◆ **OBJECTIVE**
Among the lines below, count those with "this". Give the total alone.

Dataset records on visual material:
** Start **

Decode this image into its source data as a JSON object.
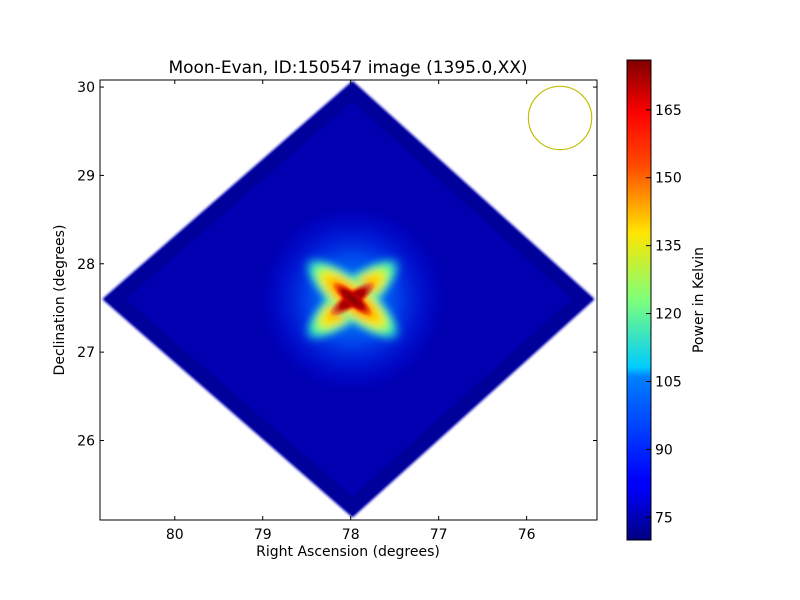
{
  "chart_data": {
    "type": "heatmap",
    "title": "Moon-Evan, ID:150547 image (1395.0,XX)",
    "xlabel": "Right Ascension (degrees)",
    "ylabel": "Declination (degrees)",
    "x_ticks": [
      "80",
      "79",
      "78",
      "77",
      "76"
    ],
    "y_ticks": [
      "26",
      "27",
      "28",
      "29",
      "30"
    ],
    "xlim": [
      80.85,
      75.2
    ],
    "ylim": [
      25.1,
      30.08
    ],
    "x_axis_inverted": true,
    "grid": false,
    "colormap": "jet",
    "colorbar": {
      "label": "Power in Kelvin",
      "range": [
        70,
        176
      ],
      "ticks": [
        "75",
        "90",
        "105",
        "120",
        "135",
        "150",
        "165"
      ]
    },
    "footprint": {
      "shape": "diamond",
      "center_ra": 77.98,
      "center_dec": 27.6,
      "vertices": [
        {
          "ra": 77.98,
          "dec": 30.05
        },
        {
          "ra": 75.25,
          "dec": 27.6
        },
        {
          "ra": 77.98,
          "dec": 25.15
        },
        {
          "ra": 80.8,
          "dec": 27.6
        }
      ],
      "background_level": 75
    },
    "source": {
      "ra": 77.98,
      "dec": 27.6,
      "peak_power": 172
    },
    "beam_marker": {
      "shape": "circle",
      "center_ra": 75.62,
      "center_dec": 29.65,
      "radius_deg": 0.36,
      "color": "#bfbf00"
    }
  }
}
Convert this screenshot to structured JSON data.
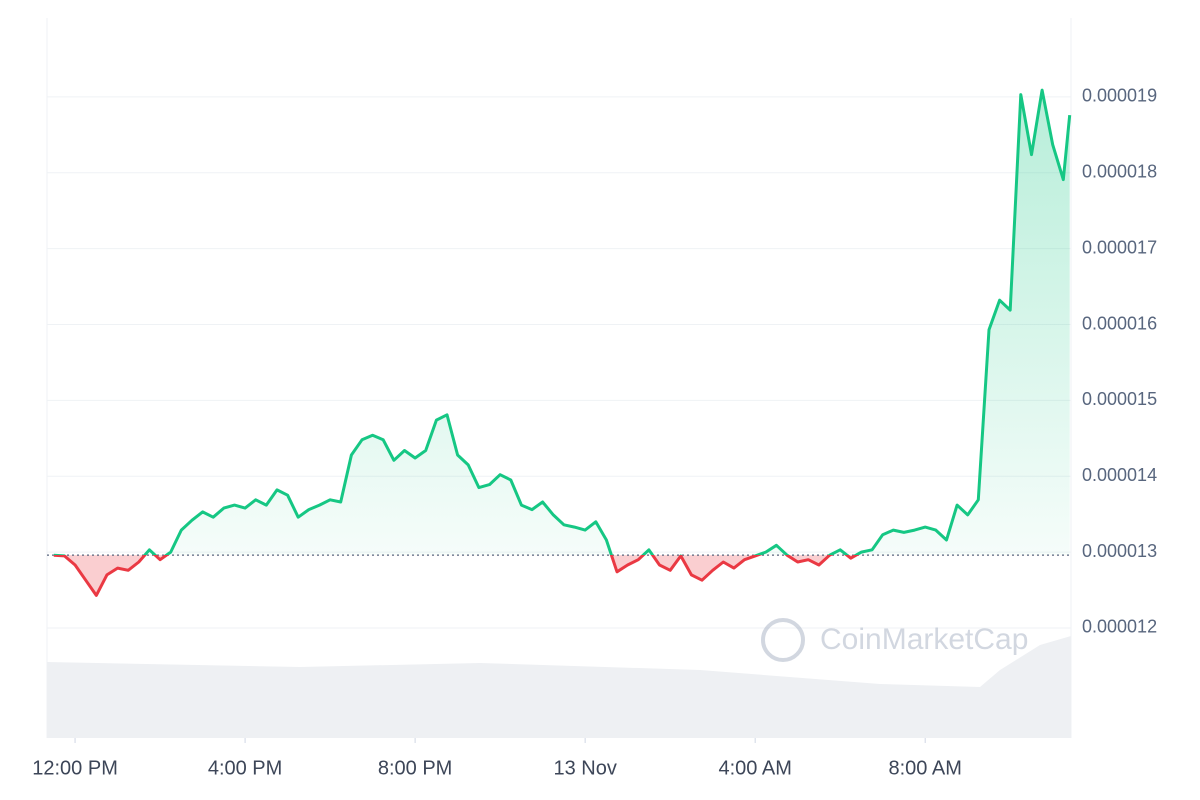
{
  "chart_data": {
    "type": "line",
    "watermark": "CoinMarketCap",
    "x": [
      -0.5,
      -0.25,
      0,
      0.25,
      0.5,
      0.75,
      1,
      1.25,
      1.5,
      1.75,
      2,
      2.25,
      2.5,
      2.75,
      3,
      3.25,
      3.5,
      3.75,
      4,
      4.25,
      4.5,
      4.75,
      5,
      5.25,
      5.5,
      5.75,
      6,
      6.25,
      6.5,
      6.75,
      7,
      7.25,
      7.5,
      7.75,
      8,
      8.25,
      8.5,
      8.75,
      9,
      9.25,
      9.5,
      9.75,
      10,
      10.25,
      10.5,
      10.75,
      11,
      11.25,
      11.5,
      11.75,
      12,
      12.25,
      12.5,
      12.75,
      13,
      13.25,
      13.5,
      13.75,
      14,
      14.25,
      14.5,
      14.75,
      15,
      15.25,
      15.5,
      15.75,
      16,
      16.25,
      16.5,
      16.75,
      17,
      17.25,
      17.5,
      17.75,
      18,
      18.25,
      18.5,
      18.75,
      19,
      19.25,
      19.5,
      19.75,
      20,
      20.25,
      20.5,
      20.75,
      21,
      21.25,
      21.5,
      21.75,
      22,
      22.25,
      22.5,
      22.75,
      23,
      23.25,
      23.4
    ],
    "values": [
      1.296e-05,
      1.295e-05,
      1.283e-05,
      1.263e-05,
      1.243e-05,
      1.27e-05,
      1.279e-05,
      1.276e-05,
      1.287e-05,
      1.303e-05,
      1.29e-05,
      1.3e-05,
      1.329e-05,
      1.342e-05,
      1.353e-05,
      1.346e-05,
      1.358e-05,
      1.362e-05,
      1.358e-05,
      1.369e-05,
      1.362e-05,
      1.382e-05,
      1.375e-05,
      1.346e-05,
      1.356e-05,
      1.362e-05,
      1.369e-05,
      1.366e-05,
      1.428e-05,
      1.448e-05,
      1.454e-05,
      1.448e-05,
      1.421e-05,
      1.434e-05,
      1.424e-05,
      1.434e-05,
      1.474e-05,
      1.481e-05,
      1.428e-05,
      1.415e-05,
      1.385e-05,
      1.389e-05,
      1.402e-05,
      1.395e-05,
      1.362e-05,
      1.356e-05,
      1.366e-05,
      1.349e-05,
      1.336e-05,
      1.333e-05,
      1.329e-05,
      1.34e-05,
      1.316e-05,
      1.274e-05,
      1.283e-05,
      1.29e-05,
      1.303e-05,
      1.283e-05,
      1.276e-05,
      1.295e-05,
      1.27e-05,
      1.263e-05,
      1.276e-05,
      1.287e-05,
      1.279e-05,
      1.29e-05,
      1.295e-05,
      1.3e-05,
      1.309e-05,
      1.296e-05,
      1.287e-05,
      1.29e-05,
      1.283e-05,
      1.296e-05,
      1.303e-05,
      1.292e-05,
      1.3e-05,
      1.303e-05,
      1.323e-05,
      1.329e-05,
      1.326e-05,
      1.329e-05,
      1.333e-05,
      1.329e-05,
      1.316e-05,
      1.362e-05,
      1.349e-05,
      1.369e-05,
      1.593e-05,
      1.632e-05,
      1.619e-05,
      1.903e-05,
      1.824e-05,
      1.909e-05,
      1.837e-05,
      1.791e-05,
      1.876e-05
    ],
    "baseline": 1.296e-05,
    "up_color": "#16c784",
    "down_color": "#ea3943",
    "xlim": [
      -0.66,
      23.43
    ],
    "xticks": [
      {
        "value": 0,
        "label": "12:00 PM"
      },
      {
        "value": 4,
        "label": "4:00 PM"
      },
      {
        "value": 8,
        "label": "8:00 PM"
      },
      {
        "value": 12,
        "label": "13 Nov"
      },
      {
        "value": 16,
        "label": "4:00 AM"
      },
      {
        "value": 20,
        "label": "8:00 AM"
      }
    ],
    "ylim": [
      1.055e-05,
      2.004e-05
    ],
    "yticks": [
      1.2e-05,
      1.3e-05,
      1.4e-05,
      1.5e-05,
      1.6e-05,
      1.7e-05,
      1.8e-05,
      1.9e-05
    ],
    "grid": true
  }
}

** End **

◆ **RESPONSE BELOW**
2